[Stored records]

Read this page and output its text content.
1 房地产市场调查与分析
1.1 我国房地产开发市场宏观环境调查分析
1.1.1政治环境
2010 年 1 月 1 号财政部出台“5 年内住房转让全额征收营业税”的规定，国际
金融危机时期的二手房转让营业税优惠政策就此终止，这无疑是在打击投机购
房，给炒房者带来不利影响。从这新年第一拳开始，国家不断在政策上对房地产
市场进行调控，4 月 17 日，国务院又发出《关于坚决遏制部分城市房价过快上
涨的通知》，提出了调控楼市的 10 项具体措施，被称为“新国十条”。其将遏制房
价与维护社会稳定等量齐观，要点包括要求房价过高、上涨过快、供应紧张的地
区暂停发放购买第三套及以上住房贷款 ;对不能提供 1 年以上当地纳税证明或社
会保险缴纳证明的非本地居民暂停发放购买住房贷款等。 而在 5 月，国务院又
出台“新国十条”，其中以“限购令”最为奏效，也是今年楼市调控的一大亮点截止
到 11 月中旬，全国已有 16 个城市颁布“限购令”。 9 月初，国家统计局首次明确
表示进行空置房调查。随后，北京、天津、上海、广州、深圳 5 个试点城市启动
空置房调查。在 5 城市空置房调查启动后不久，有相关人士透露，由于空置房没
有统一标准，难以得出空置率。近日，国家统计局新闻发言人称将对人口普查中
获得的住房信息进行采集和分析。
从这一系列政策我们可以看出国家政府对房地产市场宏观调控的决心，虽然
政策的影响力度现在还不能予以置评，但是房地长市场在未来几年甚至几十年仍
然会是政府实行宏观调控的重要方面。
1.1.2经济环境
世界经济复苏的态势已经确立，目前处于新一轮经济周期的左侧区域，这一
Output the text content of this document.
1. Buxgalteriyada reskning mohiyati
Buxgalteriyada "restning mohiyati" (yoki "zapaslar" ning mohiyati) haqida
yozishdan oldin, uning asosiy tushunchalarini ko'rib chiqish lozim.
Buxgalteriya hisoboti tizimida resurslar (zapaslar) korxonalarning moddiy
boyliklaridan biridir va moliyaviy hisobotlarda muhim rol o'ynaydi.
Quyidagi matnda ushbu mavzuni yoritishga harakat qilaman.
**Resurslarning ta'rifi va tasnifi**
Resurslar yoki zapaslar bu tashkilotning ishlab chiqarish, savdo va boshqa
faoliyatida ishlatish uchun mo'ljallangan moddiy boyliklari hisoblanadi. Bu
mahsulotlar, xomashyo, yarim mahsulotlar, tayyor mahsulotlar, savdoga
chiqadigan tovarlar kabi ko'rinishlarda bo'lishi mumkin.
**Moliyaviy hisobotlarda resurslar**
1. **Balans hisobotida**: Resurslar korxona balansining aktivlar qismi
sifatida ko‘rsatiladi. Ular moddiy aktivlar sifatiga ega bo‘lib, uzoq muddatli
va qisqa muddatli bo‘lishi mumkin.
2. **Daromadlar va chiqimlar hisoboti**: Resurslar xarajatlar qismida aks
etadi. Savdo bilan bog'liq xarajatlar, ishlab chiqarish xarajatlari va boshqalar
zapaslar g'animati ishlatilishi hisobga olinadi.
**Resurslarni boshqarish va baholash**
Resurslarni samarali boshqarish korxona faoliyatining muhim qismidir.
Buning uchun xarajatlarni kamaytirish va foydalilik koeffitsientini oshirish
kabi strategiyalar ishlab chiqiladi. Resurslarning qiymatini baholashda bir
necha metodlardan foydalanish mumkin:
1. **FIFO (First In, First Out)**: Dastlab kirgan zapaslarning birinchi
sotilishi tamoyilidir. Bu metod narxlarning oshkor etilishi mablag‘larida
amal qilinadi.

**Work to be completed**
In this exercise, repeat all entries exactly.

**Output**
Read this page and output its text content.
1 房地产市场调查与分析
1.1 我国房地产开发市场宏观环境调查分析
1.1.1政治环境
2010 年 1 月 1 号财政部出台“5 年内住房转让全额征收营业税”的规定，国际
金融危机时期的二手房转让营业税优惠政策就此终止，这无疑是在打击投机购
房，给炒房者带来不利影响。从这新年第一拳开始，国家不断在政策上对房地产
市场进行调控，4 月 17 日，国务院又发出《关于坚决遏制部分城市房价过快上
涨的通知》，提出了调控楼市的 10 项具体措施，被称为“新国十条”。其将遏制房
价与维护社会稳定等量齐观，要点包括要求房价过高、上涨过快、供应紧张的地
区暂停发放购买第三套及以上住房贷款 ;对不能提供 1 年以上当地纳税证明或社
会保险缴纳证明的非本地居民暂停发放购买住房贷款等。 而在 5 月，国务院又
出台“新国十条”，其中以“限购令”最为奏效，也是今年楼市调控的一大亮点截止
到 11 月中旬，全国已有 16 个城市颁布“限购令”。 9 月初，国家统计局首次明确
表示进行空置房调查。随后，北京、天津、上海、广州、深圳 5 个试点城市启动
空置房调查。在 5 城市空置房调查启动后不久，有相关人士透露，由于空置房没
有统一标准，难以得出空置率。近日，国家统计局新闻发言人称将对人口普查中
获得的住房信息进行采集和分析。
从这一系列政策我们可以看出国家政府对房地产市场宏观调控的决心，虽然
政策的影响力度现在还不能予以置评，但是房地长市场在未来几年甚至几十年仍
然会是政府实行宏观调控的重要方面。
1.1.2经济环境
世界经济复苏的态势已经确立，目前处于新一轮经济周期的左侧区域，这一
Output the text content of this document.
1. Buxgalteriyada reskning mohiyati
Buxgalteriyada "restning mohiyati" (yoki "zapaslar" ning mohiyati) haqida
yozishdan oldin, uning asosiy tushunchalarini ko'rib chiqish lozim.
Buxgalteriya hisoboti tizimida resurslar (zapaslar) korxonalarning moddiy
boyliklaridan biridir va moliyaviy hisobotlarda muhim rol o'ynaydi.
Quyidagi matnda ushbu mavzuni yoritishga harakat qilaman.
**Resurslarning ta'rifi va tasnifi**
Resurslar yoki zapaslar bu tashkilotning ishlab chiqarish, savdo va boshqa
faoliyatida ishlatish uchun mo'ljallangan moddiy boyliklari hisoblanadi. Bu
mahsulotlar, xomashyo, yarim mahsulotlar, tayyor mahsulotlar, savdoga
chiqadigan tovarlar kabi ko'rinishlarda bo'lishi mumkin.
**Moliyaviy hisobotlarda resurslar**
1. **Balans hisobotida**: Resurslar korxona balansining aktivlar qismi
sifatida ko‘rsatiladi. Ular moddiy aktivlar sifatiga ega bo‘lib, uzoq muddatli
va qisqa muddatli bo‘lishi mumkin.
2. **Daromadlar va chiqimlar hisoboti**: Resurslar xarajatlar qismida aks
etadi. Savdo bilan bog'liq xarajatlar, ishlab chiqarish xarajatlari va boshqalar
zapaslar g'animati ishlatilishi hisobga olinadi.
**Resurslarni boshqarish va baholash**
Resurslarni samarali boshqarish korxona faoliyatining muhim qismidir.
Buning uchun xarajatlarni kamaytirish va foydalilik koeffitsientini oshirish
kabi strategiyalar ishlab chiqiladi. Resurslarning qiymatini baholashda bir
necha metodlardan foydalanish mumkin:
1. **FIFO (First In, First Out)**: Dastlab kirgan zapaslarning birinchi
sotilishi tamoyilidir. Bu metod narxlarning oshkor etilishi mablag‘larida
amal qilinadi.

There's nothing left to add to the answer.